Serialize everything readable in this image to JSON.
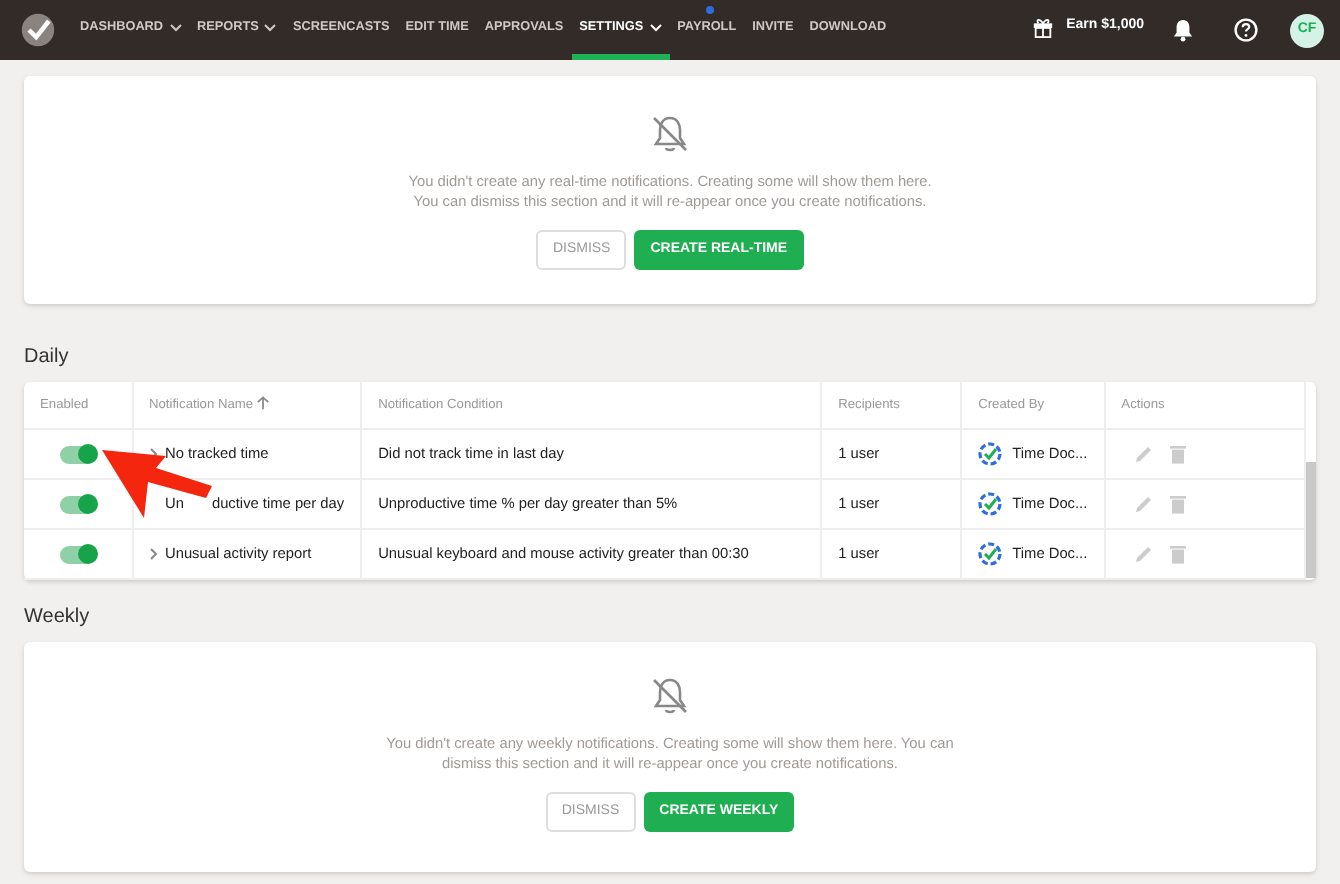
{
  "nav": {
    "items": [
      {
        "label": "DASHBOARD",
        "dropdown": true,
        "selected": false,
        "dot": false
      },
      {
        "label": "REPORTS",
        "dropdown": true,
        "selected": false,
        "dot": false
      },
      {
        "label": "SCREENCASTS",
        "dropdown": false,
        "selected": false,
        "dot": false
      },
      {
        "label": "EDIT TIME",
        "dropdown": false,
        "selected": false,
        "dot": false
      },
      {
        "label": "APPROVALS",
        "dropdown": false,
        "selected": false,
        "dot": false
      },
      {
        "label": "SETTINGS",
        "dropdown": true,
        "selected": true,
        "dot": false
      },
      {
        "label": "PAYROLL",
        "dropdown": false,
        "selected": false,
        "dot": true
      },
      {
        "label": "INVITE",
        "dropdown": false,
        "selected": false,
        "dot": false
      },
      {
        "label": "DOWNLOAD",
        "dropdown": false,
        "selected": false,
        "dot": false
      }
    ],
    "earn": "Earn $1,000",
    "avatar": "CF"
  },
  "realtime": {
    "lines": [
      "You didn't create any real-time notifications. Creating some will show them here.",
      "You can dismiss this section and it will re-appear once you create notifications."
    ],
    "dismiss": "DISMISS",
    "create": "CREATE REAL-TIME"
  },
  "daily": {
    "title": "Daily",
    "columns": [
      "Enabled",
      "Notification Name",
      "Notification Condition",
      "Recipients",
      "Created By",
      "Actions"
    ],
    "rows": [
      {
        "enabled": true,
        "chevron": true,
        "name": "No tracked time",
        "condition": "Did not track time in last day",
        "recipients": "1 user",
        "created_by": "Time Doc..."
      },
      {
        "enabled": true,
        "chevron": false,
        "name_lead": "Un",
        "name": "ductive time per day",
        "condition": "Unproductive time % per day greater than 5%",
        "recipients": "1 user",
        "created_by": "Time Doc..."
      },
      {
        "enabled": true,
        "chevron": true,
        "name": "Unusual activity report",
        "condition": "Unusual keyboard and mouse activity greater than 00:30",
        "recipients": "1 user",
        "created_by": "Time Doc..."
      }
    ]
  },
  "weekly": {
    "title": "Weekly",
    "lines": [
      "You didn't create any weekly notifications. Creating some will show them here. You can dismiss this section and it will re-appear once you create notifications."
    ],
    "dismiss": "DISMISS",
    "create": "CREATE WEEKLY"
  }
}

───

WHAT IS REQUIRED: Return each line of the data, keeping its wording exact and omitting pictures.

SOLUTION BELOW:
Serialize everything readable in this image to JSON.
{
  "nav": {
    "items": [
      {
        "label": "DASHBOARD",
        "dropdown": true,
        "selected": false,
        "dot": false
      },
      {
        "label": "REPORTS",
        "dropdown": true,
        "selected": false,
        "dot": false
      },
      {
        "label": "SCREENCASTS",
        "dropdown": false,
        "selected": false,
        "dot": false
      },
      {
        "label": "EDIT TIME",
        "dropdown": false,
        "selected": false,
        "dot": false
      },
      {
        "label": "APPROVALS",
        "dropdown": false,
        "selected": false,
        "dot": false
      },
      {
        "label": "SETTINGS",
        "dropdown": true,
        "selected": true,
        "dot": false
      },
      {
        "label": "PAYROLL",
        "dropdown": false,
        "selected": false,
        "dot": true
      },
      {
        "label": "INVITE",
        "dropdown": false,
        "selected": false,
        "dot": false
      },
      {
        "label": "DOWNLOAD",
        "dropdown": false,
        "selected": false,
        "dot": false
      }
    ],
    "earn": "Earn $1,000",
    "avatar": "CF"
  },
  "realtime": {
    "lines": [
      "You didn't create any real-time notifications. Creating some will show them here.",
      "You can dismiss this section and it will re-appear once you create notifications."
    ],
    "dismiss": "DISMISS",
    "create": "CREATE REAL-TIME"
  },
  "daily": {
    "title": "Daily",
    "columns": [
      "Enabled",
      "Notification Name",
      "Notification Condition",
      "Recipients",
      "Created By",
      "Actions"
    ],
    "rows": [
      {
        "enabled": true,
        "chevron": true,
        "name": "No tracked time",
        "condition": "Did not track time in last day",
        "recipients": "1 user",
        "created_by": "Time Doc..."
      },
      {
        "enabled": true,
        "chevron": false,
        "name_lead": "Un",
        "name": "ductive time per day",
        "condition": "Unproductive time % per day greater than 5%",
        "recipients": "1 user",
        "created_by": "Time Doc..."
      },
      {
        "enabled": true,
        "chevron": true,
        "name": "Unusual activity report",
        "condition": "Unusual keyboard and mouse activity greater than 00:30",
        "recipients": "1 user",
        "created_by": "Time Doc..."
      }
    ]
  },
  "weekly": {
    "title": "Weekly",
    "lines": [
      "You didn't create any weekly notifications. Creating some will show them here. You can dismiss this section and it will re-appear once you create notifications."
    ],
    "dismiss": "DISMISS",
    "create": "CREATE WEEKLY"
  }
}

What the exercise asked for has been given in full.